*Goal:*
Return the count of lines with the string "leakage" in them, and nothing else.

*Data to process:*
========

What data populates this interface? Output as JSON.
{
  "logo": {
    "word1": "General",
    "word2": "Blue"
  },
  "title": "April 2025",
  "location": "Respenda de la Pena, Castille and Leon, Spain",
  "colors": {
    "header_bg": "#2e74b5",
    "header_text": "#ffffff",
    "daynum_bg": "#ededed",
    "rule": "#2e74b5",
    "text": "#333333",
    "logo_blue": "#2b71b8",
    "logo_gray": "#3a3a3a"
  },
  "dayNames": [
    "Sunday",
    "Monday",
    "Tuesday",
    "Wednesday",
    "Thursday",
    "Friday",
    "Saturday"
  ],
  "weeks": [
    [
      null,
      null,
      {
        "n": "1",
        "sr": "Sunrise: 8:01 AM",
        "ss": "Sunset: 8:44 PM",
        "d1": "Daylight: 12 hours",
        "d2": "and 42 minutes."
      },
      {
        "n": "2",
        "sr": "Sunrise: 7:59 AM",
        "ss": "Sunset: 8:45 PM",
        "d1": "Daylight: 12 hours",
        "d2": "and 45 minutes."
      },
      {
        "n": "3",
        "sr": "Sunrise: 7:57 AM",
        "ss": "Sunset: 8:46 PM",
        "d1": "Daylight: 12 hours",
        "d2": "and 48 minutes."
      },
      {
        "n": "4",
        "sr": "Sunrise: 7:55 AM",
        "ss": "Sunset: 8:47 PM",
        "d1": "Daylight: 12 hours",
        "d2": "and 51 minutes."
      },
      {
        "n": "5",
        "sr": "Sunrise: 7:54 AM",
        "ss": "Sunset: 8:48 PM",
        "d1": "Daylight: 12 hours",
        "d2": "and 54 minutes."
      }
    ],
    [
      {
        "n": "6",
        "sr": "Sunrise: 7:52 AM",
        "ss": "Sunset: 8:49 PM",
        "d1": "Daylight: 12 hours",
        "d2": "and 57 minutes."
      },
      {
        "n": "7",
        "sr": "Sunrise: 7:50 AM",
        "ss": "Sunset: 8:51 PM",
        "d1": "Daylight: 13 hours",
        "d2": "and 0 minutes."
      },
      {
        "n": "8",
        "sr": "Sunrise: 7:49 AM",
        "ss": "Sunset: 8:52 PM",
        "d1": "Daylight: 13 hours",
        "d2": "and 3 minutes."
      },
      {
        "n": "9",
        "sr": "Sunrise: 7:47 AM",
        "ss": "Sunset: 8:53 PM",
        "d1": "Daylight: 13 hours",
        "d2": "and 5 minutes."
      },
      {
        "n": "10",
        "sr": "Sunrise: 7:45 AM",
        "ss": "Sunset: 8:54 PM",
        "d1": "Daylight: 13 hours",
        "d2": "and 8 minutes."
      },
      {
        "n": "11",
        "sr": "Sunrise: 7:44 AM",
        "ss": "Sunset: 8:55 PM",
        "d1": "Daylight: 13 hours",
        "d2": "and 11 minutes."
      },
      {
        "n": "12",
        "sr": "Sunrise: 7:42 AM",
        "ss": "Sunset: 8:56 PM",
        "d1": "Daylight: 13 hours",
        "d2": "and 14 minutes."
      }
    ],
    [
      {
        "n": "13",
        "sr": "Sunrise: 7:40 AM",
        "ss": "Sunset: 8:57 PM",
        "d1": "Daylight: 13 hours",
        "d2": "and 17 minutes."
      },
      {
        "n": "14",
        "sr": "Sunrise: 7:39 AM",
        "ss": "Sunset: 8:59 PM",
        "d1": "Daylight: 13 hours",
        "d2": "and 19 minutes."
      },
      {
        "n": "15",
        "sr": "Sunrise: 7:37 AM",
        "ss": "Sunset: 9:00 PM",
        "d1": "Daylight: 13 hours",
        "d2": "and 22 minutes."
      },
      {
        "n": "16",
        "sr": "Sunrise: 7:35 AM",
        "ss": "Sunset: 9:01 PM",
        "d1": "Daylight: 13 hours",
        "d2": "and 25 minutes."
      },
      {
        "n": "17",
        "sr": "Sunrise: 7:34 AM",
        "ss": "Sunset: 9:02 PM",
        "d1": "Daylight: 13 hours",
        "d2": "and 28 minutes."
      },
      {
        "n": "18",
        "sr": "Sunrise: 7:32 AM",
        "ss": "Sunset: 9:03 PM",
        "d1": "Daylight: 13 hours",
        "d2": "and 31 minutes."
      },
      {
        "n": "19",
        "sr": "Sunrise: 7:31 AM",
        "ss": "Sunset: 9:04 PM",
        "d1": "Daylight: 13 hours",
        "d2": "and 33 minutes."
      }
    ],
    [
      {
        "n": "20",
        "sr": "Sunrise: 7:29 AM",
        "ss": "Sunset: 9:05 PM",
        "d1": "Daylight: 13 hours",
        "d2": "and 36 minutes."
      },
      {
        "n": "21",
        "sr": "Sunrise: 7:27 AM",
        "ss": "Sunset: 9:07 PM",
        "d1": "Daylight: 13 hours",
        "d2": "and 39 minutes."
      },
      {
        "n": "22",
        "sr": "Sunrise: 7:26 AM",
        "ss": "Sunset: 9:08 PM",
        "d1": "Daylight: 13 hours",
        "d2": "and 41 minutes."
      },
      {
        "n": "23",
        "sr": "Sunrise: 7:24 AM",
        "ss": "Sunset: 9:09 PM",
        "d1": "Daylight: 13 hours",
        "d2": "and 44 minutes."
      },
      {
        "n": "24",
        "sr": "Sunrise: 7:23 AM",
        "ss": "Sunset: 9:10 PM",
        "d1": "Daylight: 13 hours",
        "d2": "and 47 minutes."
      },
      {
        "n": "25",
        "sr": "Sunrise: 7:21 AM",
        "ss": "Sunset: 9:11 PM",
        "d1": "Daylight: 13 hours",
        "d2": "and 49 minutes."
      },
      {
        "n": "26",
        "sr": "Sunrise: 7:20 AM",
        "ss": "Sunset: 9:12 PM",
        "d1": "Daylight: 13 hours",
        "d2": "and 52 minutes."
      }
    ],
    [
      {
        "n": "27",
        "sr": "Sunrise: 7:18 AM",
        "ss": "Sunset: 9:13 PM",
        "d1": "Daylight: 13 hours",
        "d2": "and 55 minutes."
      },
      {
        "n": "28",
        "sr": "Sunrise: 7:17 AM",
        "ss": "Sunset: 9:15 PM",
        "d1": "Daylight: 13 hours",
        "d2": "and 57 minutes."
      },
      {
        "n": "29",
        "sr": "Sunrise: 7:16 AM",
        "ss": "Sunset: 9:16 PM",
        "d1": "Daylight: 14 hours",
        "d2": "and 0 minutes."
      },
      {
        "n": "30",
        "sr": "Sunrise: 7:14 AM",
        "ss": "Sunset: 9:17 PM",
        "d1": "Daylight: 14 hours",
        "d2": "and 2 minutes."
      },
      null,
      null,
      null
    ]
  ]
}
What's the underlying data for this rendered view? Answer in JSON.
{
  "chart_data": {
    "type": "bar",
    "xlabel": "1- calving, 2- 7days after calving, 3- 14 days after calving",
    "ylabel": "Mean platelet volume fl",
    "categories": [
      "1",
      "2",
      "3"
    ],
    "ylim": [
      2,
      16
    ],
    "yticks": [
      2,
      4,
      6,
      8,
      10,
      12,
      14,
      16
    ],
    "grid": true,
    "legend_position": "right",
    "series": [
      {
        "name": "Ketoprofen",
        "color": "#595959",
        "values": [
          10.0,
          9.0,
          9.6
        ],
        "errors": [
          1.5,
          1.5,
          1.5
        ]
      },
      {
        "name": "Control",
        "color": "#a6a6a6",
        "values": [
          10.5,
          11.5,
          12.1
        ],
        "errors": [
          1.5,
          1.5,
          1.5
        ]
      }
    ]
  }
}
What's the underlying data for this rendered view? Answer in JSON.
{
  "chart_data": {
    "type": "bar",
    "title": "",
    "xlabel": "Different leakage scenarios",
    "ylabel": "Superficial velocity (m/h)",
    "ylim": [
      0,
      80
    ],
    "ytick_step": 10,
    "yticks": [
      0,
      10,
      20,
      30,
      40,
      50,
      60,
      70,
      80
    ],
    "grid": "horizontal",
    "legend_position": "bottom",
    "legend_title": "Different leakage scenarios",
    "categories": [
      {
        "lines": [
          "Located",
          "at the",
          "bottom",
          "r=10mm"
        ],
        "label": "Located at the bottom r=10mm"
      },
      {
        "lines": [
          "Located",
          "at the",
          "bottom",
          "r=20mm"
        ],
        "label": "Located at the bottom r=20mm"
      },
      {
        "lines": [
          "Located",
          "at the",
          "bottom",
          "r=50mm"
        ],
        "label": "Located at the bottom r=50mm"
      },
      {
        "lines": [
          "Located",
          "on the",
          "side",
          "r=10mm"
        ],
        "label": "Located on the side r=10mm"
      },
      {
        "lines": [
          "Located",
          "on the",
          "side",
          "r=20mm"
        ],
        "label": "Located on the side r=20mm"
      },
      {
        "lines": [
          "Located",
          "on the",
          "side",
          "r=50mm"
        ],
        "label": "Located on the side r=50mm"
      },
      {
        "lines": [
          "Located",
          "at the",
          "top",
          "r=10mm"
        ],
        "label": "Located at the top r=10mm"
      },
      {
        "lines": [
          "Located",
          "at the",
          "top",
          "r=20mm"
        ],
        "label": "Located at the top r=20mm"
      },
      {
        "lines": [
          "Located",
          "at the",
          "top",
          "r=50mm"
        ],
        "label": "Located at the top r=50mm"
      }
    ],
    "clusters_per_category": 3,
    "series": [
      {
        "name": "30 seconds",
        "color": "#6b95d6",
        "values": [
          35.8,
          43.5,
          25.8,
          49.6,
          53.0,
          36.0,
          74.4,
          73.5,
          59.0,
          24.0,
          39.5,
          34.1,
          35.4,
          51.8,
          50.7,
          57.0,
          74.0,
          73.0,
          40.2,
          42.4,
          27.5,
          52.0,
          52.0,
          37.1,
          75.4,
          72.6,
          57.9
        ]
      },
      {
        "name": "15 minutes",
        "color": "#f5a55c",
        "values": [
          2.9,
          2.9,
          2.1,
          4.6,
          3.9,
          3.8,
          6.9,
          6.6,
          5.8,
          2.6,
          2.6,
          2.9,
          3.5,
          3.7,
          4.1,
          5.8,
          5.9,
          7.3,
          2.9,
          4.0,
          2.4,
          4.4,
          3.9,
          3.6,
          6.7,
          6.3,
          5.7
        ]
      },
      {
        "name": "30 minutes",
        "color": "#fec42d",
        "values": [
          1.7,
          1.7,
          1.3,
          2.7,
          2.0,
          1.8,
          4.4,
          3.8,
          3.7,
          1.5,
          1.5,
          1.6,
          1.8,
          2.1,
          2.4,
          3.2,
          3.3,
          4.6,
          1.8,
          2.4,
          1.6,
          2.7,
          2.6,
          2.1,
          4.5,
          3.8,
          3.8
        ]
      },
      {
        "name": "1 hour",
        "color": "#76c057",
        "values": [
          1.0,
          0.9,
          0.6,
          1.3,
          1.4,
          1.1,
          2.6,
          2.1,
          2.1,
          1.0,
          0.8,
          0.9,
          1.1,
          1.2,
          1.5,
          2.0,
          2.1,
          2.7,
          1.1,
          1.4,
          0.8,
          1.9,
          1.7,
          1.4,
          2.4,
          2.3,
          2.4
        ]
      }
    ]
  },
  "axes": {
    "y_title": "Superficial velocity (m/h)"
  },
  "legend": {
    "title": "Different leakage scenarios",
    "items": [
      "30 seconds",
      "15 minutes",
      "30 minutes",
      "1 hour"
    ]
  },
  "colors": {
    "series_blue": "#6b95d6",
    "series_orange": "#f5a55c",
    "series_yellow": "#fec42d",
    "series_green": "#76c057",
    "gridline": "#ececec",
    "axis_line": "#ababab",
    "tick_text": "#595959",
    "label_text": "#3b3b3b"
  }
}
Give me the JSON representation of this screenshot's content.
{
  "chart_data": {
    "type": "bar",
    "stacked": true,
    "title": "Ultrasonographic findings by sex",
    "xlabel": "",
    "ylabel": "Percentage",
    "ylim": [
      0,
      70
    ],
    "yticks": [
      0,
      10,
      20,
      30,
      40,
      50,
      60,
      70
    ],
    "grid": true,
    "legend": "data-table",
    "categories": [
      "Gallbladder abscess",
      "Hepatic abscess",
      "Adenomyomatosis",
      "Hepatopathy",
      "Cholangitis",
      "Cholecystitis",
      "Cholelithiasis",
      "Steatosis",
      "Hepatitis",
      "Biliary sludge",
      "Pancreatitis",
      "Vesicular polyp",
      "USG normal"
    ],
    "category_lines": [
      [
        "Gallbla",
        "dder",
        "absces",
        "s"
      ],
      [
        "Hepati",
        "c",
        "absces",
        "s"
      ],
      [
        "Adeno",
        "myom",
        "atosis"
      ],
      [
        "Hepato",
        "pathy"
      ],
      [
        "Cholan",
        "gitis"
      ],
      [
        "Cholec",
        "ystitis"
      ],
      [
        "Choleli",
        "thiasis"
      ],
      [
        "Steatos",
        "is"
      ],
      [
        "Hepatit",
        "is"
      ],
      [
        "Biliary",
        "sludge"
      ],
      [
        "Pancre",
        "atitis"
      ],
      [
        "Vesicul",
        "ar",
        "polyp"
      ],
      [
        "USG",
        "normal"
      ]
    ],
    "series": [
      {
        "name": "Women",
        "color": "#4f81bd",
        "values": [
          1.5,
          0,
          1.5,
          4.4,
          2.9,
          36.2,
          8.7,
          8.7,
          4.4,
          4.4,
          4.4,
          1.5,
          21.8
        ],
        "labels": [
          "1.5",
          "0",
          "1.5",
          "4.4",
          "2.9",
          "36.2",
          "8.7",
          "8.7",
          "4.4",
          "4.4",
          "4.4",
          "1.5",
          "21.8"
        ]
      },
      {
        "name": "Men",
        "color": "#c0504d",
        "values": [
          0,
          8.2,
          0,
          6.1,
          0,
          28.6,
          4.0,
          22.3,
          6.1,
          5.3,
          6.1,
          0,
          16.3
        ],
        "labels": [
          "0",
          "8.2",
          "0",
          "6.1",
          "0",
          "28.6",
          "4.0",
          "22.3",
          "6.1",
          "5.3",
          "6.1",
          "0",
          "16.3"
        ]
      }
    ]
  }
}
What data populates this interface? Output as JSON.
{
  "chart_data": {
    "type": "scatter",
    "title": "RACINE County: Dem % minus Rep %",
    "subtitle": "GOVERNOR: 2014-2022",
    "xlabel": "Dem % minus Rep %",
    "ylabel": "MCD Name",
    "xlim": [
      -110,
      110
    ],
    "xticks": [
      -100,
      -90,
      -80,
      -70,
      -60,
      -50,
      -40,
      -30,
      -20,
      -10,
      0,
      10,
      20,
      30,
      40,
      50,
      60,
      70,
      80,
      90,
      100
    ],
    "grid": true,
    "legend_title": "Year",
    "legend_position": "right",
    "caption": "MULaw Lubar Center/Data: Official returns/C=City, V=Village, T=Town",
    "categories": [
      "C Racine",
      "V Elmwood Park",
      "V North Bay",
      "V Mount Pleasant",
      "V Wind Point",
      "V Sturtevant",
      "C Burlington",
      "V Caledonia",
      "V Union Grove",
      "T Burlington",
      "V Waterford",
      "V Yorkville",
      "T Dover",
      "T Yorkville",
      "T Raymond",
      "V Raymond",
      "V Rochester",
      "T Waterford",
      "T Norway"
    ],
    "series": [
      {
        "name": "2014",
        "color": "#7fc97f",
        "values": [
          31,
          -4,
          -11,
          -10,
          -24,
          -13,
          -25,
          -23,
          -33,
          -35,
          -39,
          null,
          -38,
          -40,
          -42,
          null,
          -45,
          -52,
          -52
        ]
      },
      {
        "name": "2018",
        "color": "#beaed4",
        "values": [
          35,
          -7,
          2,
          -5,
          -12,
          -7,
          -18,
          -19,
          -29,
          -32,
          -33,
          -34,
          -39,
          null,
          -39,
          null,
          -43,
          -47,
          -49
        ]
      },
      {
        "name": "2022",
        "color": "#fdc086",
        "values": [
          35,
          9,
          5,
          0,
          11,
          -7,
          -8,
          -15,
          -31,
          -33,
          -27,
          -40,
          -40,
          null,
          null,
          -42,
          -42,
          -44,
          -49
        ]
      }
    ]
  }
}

========

*Reply:*
3